■ **Set exercise**: Beginning with the line that holds "Transcribe the text in this document.", set down each line of the data below through the very last, exactly as given, and nothing beyond that.
(begin)
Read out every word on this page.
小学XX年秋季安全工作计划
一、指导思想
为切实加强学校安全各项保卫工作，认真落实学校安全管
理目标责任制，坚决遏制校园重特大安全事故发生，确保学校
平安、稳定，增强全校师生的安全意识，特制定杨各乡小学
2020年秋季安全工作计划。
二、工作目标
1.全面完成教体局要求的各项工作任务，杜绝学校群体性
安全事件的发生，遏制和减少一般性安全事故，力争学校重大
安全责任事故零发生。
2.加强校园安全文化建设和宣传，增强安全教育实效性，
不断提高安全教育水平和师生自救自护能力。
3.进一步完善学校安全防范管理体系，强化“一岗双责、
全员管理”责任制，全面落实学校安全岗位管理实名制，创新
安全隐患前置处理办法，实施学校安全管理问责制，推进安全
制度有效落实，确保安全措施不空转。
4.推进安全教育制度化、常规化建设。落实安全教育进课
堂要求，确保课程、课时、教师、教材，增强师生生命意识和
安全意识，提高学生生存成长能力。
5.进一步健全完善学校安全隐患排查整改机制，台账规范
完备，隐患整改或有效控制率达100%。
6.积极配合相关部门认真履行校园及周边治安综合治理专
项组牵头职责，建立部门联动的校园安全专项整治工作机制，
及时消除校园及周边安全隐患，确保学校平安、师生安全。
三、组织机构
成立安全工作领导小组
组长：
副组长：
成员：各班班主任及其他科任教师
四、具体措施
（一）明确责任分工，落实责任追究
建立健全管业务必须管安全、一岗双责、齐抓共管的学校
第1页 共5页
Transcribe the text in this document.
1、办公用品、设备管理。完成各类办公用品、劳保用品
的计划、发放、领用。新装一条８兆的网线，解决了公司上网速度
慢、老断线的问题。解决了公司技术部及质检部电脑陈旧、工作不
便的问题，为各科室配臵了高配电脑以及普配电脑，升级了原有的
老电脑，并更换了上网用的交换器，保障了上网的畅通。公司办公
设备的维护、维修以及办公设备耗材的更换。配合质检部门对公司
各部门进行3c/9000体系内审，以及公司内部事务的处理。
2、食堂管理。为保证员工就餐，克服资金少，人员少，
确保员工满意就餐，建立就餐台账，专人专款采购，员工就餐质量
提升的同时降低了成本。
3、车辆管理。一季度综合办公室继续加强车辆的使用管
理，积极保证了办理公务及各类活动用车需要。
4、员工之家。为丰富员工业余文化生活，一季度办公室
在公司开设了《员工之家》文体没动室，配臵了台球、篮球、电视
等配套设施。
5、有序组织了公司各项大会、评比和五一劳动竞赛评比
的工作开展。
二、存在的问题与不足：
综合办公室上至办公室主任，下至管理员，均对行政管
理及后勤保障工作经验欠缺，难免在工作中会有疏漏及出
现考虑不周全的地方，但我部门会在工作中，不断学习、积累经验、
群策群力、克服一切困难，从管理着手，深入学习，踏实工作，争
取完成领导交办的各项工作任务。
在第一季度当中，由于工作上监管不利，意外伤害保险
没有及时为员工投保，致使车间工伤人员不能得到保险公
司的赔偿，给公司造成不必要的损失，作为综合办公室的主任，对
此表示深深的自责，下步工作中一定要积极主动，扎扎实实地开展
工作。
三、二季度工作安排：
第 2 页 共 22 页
(end)
■ **Written response**:
Transcribe the text in this document.
1、办公用品、设备管理。完成各类办公用品、劳保用品
的计划、发放、领用。新装一条８兆的网线，解决了公司上网速度
慢、老断线的问题。解决了公司技术部及质检部电脑陈旧、工作不
便的问题，为各科室配臵了高配电脑以及普配电脑，升级了原有的
老电脑，并更换了上网用的交换器，保障了上网的畅通。公司办公
设备的维护、维修以及办公设备耗材的更换。配合质检部门对公司
各部门进行3c/9000体系内审，以及公司内部事务的处理。
2、食堂管理。为保证员工就餐，克服资金少，人员少，
确保员工满意就餐，建立就餐台账，专人专款采购，员工就餐质量
提升的同时降低了成本。
3、车辆管理。一季度综合办公室继续加强车辆的使用管
理，积极保证了办理公务及各类活动用车需要。
4、员工之家。为丰富员工业余文化生活，一季度办公室
在公司开设了《员工之家》文体没动室，配臵了台球、篮球、电视
等配套设施。
5、有序组织了公司各项大会、评比和五一劳动竞赛评比
的工作开展。
二、存在的问题与不足：
综合办公室上至办公室主任，下至管理员，均对行政管
理及后勤保障工作经验欠缺，难免在工作中会有疏漏及出
现考虑不周全的地方，但我部门会在工作中，不断学习、积累经验、
群策群力、克服一切困难，从管理着手，深入学习，踏实工作，争
取完成领导交办的各项工作任务。
在第一季度当中，由于工作上监管不利，意外伤害保险
没有及时为员工投保，致使车间工伤人员不能得到保险公
司的赔偿，给公司造成不必要的损失，作为综合办公室的主任，对
此表示深深的自责，下步工作中一定要积极主动，扎扎实实地开展
工作。
三、二季度工作安排：
第 2 页 共 22 页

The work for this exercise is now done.